_Set task_:
Copy every line that contains the string "Sicherheit" from the entries below.

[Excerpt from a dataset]
## START

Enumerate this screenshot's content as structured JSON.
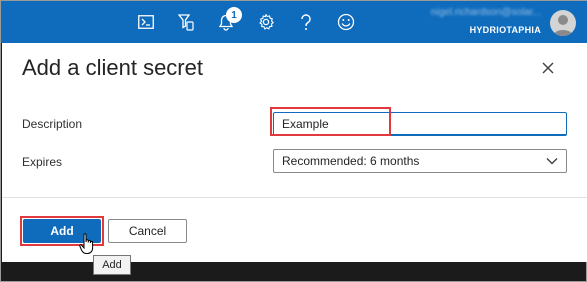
{
  "topbar": {
    "icons": [
      "cloud-shell-icon",
      "directory-filter-icon",
      "notifications-icon",
      "settings-icon",
      "help-icon",
      "feedback-icon"
    ],
    "notification_count": "1",
    "account_email": "nigel.richardson@solar...",
    "account_directory": "HYDRIOTAPHIA",
    "brand_color": "#0f6cbd"
  },
  "dialog": {
    "title": "Add a client secret",
    "fields": {
      "description_label": "Description",
      "description_value": "Example",
      "expires_label": "Expires",
      "expires_value": "Recommended: 6 months"
    },
    "buttons": {
      "add_label": "Add",
      "cancel_label": "Cancel"
    },
    "tooltip": "Add",
    "highlight_color": "#e0393e"
  }
}
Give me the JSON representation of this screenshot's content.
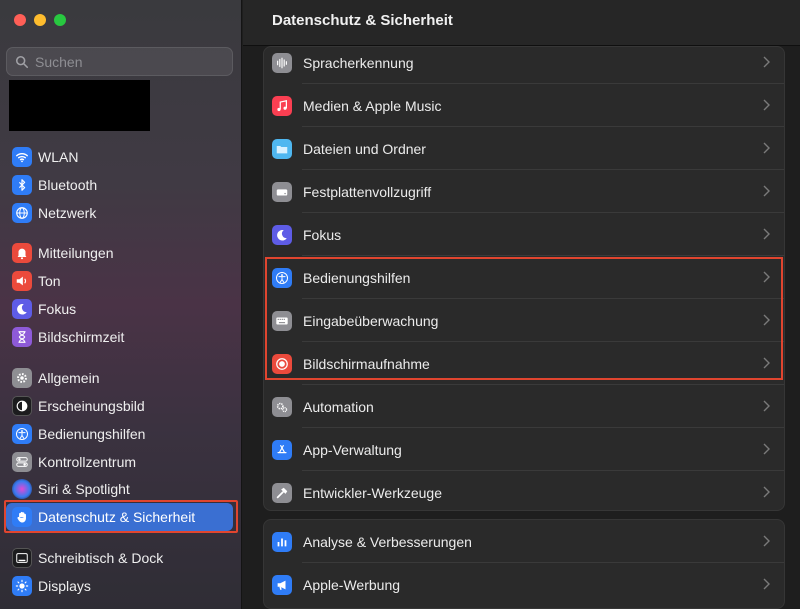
{
  "window": {
    "title": "Datenschutz & Sicherheit"
  },
  "search": {
    "placeholder": "Suchen"
  },
  "sidebar": {
    "items": [
      {
        "label": "WLAN",
        "icon": "wifi-icon",
        "color": "#2f7cf6"
      },
      {
        "label": "Bluetooth",
        "icon": "bluetooth-icon",
        "color": "#2f7cf6"
      },
      {
        "label": "Netzwerk",
        "icon": "globe-icon",
        "color": "#2f7cf6"
      },
      {
        "label": "Mitteilungen",
        "icon": "bell-icon",
        "color": "#eb4a3c"
      },
      {
        "label": "Ton",
        "icon": "speaker-icon",
        "color": "#eb4a3c"
      },
      {
        "label": "Fokus",
        "icon": "moon-icon",
        "color": "#5e5ce6"
      },
      {
        "label": "Bildschirmzeit",
        "icon": "hourglass-icon",
        "color": "#8e5ad8"
      },
      {
        "label": "Allgemein",
        "icon": "gear-icon",
        "color": "#8e8e93"
      },
      {
        "label": "Erscheinungsbild",
        "icon": "appearance-icon",
        "color": "#1c1c1e"
      },
      {
        "label": "Bedienungshilfen",
        "icon": "accessibility-icon",
        "color": "#2f7cf6"
      },
      {
        "label": "Kontrollzentrum",
        "icon": "toggles-icon",
        "color": "#8e8e93"
      },
      {
        "label": "Siri & Spotlight",
        "icon": "siri-icon",
        "color": "#3a3a8c"
      },
      {
        "label": "Datenschutz & Sicherheit",
        "icon": "hand-icon",
        "color": "#2f7cf6",
        "selected": true
      },
      {
        "label": "Schreibtisch & Dock",
        "icon": "dock-icon",
        "color": "#1c1c1e"
      },
      {
        "label": "Displays",
        "icon": "sun-icon",
        "color": "#2f7cf6"
      }
    ]
  },
  "main": {
    "group1": [
      {
        "label": "Spracherkennung",
        "icon": "waveform-icon",
        "color": "#8e8e93"
      },
      {
        "label": "Medien & Apple Music",
        "icon": "music-icon",
        "color": "#fa3f52"
      },
      {
        "label": "Dateien und Ordner",
        "icon": "folder-icon",
        "color": "#4fb7f0"
      },
      {
        "label": "Festplattenvollzugriff",
        "icon": "disk-icon",
        "color": "#8e8e93"
      },
      {
        "label": "Fokus",
        "icon": "moon-icon",
        "color": "#5e5ce6"
      },
      {
        "label": "Bedienungshilfen",
        "icon": "accessibility-icon",
        "color": "#2f7cf6"
      },
      {
        "label": "Eingabeüberwachung",
        "icon": "keyboard-icon",
        "color": "#8e8e93"
      },
      {
        "label": "Bildschirmaufnahme",
        "icon": "record-icon",
        "color": "#eb4a3c"
      },
      {
        "label": "Automation",
        "icon": "gears-icon",
        "color": "#8e8e93"
      },
      {
        "label": "App-Verwaltung",
        "icon": "appstore-icon",
        "color": "#2f7cf6"
      },
      {
        "label": "Entwickler-Werkzeuge",
        "icon": "hammer-icon",
        "color": "#8e8e93"
      }
    ],
    "group2": [
      {
        "label": "Analyse & Verbesserungen",
        "icon": "chart-icon",
        "color": "#2f7cf6"
      },
      {
        "label": "Apple-Werbung",
        "icon": "megaphone-icon",
        "color": "#2f7cf6"
      }
    ]
  }
}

## END

_Output below_:
    "title": "Datenschutz & Sicherheit"
        "label": "Datenschutz & Sicherheit",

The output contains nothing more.